_DATA IN THIS EXERCISE:_
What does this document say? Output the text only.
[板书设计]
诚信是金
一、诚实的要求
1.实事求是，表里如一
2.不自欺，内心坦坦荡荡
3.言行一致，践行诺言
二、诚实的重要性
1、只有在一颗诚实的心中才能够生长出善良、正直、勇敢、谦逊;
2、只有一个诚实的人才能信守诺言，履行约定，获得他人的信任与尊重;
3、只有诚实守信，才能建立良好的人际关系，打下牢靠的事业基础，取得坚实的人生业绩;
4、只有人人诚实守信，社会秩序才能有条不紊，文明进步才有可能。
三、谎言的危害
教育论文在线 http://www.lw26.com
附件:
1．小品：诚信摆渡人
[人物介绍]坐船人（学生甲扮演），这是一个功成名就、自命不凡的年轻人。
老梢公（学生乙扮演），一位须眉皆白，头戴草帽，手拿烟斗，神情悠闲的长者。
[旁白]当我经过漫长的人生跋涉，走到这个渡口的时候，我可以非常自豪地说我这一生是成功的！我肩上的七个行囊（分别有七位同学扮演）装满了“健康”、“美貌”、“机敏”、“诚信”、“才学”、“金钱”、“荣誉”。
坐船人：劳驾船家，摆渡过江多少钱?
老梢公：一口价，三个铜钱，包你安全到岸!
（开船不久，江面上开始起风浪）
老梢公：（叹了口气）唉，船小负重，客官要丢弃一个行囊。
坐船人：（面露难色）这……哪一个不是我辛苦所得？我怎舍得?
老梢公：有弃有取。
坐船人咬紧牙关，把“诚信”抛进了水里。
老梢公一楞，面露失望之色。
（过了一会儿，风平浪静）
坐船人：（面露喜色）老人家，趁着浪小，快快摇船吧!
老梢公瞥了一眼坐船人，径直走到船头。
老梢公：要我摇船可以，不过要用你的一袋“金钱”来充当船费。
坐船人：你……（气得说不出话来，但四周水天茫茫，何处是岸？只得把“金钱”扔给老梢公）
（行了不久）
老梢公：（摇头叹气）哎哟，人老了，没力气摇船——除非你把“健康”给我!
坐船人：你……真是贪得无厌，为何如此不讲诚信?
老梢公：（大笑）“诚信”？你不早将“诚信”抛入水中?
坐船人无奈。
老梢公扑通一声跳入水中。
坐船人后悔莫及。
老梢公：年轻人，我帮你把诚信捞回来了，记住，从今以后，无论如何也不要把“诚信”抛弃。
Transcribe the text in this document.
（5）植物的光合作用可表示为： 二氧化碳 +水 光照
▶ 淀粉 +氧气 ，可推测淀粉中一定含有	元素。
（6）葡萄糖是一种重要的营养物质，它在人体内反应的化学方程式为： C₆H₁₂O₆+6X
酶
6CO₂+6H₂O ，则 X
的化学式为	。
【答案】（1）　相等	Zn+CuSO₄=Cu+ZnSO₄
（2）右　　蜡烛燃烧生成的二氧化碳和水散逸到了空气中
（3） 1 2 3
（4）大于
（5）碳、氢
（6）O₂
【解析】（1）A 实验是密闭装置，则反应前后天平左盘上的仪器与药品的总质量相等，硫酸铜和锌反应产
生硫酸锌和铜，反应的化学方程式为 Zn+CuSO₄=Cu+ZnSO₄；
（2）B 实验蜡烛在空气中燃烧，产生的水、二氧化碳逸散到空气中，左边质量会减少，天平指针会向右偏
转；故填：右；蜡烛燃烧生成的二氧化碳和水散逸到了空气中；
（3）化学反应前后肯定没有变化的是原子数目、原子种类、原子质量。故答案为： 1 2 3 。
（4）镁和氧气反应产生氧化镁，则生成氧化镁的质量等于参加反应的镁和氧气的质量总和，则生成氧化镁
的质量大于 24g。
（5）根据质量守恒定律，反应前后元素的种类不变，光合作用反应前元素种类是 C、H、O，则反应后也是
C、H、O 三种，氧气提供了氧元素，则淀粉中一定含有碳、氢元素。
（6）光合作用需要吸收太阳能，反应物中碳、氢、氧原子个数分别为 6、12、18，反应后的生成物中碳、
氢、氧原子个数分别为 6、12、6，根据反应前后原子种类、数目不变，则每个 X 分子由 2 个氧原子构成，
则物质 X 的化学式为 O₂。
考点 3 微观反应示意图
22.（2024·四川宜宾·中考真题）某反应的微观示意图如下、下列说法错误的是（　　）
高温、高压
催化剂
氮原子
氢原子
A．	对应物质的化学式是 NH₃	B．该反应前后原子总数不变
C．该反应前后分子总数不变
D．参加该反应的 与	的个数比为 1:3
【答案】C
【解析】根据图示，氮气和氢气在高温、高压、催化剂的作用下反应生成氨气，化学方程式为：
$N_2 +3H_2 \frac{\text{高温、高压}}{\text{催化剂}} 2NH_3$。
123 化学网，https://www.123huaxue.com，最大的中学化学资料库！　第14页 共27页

_TASK DETAILS:_ Copy all lines from the material that hold "氧原子个数分别为".

_ANSWER BELOW:_
（6）光合作用需要吸收太阳能，反应物中碳、氢、氧原子个数分别为 6、12、18，反应后的生成物中碳、
氢、氧原子个数分别为 6、12、6，根据反应前后原子种类、数目不变，则每个 X 分子由 2 个氧原子构成，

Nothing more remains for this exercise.